**Task**
Write out the material character for character, from its first line through the line containing "bar [845, 441, 890, 482]", including both of those lines.

Entries from a dataset:
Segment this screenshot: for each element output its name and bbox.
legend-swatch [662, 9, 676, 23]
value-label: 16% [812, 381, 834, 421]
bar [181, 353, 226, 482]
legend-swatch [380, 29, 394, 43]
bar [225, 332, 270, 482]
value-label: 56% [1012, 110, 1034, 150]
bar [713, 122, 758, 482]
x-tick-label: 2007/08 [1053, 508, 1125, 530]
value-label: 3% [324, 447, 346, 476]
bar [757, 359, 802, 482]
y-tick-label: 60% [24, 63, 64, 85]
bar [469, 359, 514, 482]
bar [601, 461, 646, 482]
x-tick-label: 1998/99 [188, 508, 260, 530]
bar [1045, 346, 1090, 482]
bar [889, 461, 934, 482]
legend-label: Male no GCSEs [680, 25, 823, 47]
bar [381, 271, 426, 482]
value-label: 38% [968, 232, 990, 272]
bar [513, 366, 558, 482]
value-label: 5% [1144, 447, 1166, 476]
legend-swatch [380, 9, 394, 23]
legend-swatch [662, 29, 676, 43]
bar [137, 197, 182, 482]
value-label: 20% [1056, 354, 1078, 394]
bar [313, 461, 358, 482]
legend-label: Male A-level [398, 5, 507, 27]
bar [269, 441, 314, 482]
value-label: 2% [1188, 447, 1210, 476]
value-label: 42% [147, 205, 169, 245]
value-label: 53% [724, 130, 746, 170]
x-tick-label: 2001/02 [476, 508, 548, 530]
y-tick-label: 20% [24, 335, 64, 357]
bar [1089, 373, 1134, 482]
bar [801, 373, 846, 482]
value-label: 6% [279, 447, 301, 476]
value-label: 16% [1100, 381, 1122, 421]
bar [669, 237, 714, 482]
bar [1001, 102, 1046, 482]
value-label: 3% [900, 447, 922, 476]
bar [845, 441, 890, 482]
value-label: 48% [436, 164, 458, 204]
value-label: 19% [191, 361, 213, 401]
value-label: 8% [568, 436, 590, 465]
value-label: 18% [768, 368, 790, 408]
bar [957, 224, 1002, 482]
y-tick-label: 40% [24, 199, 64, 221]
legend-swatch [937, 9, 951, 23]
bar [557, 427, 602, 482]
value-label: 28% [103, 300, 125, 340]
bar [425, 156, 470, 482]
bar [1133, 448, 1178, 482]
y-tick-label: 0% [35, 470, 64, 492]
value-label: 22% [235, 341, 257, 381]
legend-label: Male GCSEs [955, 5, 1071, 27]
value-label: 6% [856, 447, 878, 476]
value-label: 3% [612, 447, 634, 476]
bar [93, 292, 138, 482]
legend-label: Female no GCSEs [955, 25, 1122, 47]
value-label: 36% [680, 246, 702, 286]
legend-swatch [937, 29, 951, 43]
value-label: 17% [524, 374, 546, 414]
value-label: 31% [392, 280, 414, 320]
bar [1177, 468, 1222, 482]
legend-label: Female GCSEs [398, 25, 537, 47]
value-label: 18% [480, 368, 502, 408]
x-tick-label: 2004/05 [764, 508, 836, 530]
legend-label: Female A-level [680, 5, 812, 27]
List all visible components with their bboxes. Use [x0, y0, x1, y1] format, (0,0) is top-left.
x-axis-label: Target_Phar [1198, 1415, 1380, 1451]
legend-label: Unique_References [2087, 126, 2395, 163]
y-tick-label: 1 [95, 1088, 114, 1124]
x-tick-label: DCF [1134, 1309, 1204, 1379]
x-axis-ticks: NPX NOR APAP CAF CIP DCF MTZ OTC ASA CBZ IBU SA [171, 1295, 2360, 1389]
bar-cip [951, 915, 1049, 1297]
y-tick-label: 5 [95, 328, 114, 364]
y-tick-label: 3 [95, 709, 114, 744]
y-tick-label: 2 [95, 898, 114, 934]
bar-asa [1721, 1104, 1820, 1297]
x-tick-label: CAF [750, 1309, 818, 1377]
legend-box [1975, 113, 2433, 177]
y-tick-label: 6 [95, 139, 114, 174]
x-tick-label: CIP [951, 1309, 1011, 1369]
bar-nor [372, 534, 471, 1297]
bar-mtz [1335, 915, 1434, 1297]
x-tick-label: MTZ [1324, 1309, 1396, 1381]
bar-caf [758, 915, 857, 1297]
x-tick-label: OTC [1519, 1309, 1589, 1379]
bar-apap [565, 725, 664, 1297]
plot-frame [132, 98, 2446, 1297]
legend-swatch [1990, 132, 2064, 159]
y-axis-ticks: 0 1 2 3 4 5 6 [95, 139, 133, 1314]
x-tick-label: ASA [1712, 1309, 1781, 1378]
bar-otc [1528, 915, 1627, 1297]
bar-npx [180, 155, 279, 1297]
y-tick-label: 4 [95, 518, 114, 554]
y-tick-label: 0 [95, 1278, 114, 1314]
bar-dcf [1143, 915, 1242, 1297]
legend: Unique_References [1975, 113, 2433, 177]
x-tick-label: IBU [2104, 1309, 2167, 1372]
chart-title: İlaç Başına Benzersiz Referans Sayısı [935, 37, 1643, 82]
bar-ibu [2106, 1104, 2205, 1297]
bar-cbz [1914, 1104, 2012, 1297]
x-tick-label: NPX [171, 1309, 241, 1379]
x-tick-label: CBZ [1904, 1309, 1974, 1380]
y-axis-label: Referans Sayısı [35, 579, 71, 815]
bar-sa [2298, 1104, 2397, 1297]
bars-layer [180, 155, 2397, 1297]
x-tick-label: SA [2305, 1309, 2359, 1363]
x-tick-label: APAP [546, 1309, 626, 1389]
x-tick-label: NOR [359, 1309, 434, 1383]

**Written response**
Segment this screenshot: for each element output its name and bbox.
legend-swatch [662, 9, 676, 23]
value-label: 16% [812, 381, 834, 421]
bar [181, 353, 226, 482]
legend-swatch [380, 29, 394, 43]
bar [225, 332, 270, 482]
value-label: 56% [1012, 110, 1034, 150]
bar [713, 122, 758, 482]
x-tick-label: 2007/08 [1053, 508, 1125, 530]
value-label: 3% [324, 447, 346, 476]
bar [757, 359, 802, 482]
y-tick-label: 60% [24, 63, 64, 85]
bar [469, 359, 514, 482]
bar [601, 461, 646, 482]
x-tick-label: 1998/99 [188, 508, 260, 530]
bar [1045, 346, 1090, 482]
bar [889, 461, 934, 482]
legend-label: Male no GCSEs [680, 25, 823, 47]
bar [381, 271, 426, 482]
value-label: 38% [968, 232, 990, 272]
bar [513, 366, 558, 482]
value-label: 5% [1144, 447, 1166, 476]
legend-swatch [380, 9, 394, 23]
legend-swatch [662, 29, 676, 43]
bar [137, 197, 182, 482]
value-label: 20% [1056, 354, 1078, 394]
bar [313, 461, 358, 482]
legend-label: Male A-level [398, 5, 507, 27]
bar [269, 441, 314, 482]
value-label: 2% [1188, 447, 1210, 476]
value-label: 42% [147, 205, 169, 245]
value-label: 53% [724, 130, 746, 170]
x-tick-label: 2001/02 [476, 508, 548, 530]
y-tick-label: 20% [24, 335, 64, 357]
bar [1089, 373, 1134, 482]
bar [801, 373, 846, 482]
value-label: 6% [279, 447, 301, 476]
value-label: 16% [1100, 381, 1122, 421]
bar [669, 237, 714, 482]
bar [1001, 102, 1046, 482]
value-label: 3% [900, 447, 922, 476]
bar [845, 441, 890, 482]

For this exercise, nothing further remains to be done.